• [THE EXERCISE]: Collect each line of the data below that contains the string "within", and copy those lines out in full.

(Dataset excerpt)

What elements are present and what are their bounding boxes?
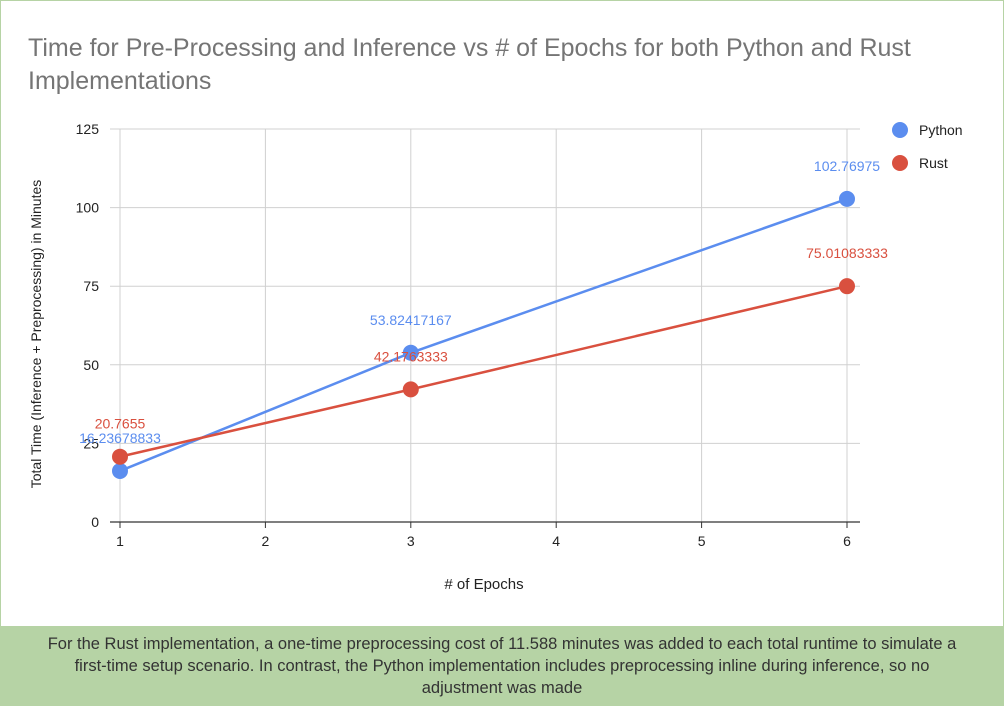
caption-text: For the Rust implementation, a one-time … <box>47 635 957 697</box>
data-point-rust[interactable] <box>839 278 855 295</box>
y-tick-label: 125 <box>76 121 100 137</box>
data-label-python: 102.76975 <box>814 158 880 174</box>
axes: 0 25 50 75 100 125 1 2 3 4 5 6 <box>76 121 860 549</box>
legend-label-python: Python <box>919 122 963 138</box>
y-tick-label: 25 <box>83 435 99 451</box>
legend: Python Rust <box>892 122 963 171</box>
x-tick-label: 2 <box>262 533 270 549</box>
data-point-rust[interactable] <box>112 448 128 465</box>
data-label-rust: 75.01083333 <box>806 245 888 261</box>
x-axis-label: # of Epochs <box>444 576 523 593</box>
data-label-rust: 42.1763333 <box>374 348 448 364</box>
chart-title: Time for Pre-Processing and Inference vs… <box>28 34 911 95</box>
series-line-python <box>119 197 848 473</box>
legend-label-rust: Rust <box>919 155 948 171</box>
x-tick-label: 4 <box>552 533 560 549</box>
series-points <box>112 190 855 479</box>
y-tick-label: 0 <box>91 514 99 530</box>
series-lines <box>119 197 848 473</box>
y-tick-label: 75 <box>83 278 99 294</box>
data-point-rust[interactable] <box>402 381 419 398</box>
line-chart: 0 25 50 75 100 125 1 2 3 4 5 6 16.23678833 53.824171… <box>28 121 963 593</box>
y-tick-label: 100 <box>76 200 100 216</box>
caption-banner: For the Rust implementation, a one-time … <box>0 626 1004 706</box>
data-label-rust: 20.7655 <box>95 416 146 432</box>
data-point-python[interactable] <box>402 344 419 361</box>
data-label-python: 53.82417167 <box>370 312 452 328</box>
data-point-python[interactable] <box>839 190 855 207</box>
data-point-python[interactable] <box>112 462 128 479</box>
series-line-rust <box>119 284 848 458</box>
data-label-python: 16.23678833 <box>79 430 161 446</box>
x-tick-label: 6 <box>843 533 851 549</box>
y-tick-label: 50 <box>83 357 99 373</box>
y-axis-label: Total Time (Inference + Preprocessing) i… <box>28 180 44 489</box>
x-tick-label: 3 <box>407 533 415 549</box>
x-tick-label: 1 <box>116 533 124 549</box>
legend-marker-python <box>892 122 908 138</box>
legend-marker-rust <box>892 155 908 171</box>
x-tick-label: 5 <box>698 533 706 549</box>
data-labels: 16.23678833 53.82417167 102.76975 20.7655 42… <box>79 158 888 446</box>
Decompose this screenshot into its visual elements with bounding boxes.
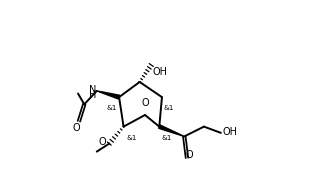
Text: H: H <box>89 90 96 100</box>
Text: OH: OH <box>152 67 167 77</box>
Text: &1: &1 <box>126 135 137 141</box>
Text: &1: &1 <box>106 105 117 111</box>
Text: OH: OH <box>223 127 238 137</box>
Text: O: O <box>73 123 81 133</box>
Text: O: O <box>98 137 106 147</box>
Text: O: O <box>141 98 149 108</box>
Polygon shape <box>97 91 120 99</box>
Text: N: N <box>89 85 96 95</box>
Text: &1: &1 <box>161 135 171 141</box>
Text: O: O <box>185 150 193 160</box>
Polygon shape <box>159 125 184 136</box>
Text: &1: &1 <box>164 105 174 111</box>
==
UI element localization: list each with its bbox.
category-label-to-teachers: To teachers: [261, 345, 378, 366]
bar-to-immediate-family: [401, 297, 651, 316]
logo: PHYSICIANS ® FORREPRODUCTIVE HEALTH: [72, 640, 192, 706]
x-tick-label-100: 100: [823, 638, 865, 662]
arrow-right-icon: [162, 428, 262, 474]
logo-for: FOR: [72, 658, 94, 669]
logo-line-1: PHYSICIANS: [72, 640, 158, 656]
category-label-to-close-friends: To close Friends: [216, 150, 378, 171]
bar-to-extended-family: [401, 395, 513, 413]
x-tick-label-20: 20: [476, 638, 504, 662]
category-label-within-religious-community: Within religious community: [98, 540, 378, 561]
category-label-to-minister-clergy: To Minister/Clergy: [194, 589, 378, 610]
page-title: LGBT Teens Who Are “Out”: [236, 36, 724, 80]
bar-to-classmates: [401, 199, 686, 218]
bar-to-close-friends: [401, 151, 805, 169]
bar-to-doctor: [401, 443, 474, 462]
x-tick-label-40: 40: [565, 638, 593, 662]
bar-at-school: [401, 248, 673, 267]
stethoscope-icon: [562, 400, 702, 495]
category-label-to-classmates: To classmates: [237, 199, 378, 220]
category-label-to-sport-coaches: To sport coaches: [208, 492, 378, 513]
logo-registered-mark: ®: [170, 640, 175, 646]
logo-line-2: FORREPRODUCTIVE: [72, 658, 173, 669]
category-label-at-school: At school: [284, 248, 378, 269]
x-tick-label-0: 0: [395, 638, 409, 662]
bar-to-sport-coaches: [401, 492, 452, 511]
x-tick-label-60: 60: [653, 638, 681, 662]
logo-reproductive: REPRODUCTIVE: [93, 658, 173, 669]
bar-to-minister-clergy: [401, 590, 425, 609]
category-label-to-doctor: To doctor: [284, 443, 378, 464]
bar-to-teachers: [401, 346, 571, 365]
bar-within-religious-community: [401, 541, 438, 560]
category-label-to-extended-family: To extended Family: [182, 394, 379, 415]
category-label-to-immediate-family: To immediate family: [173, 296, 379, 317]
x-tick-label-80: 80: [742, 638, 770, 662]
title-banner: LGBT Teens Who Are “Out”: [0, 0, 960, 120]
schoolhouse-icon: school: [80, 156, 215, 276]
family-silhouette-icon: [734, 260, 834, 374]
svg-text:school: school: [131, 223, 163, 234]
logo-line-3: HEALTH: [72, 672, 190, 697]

• [FULL ANSWER]:
category-label-within-religious-community: Within religious community: [98, 540, 378, 561]
bar-within-religious-community: [401, 541, 438, 560]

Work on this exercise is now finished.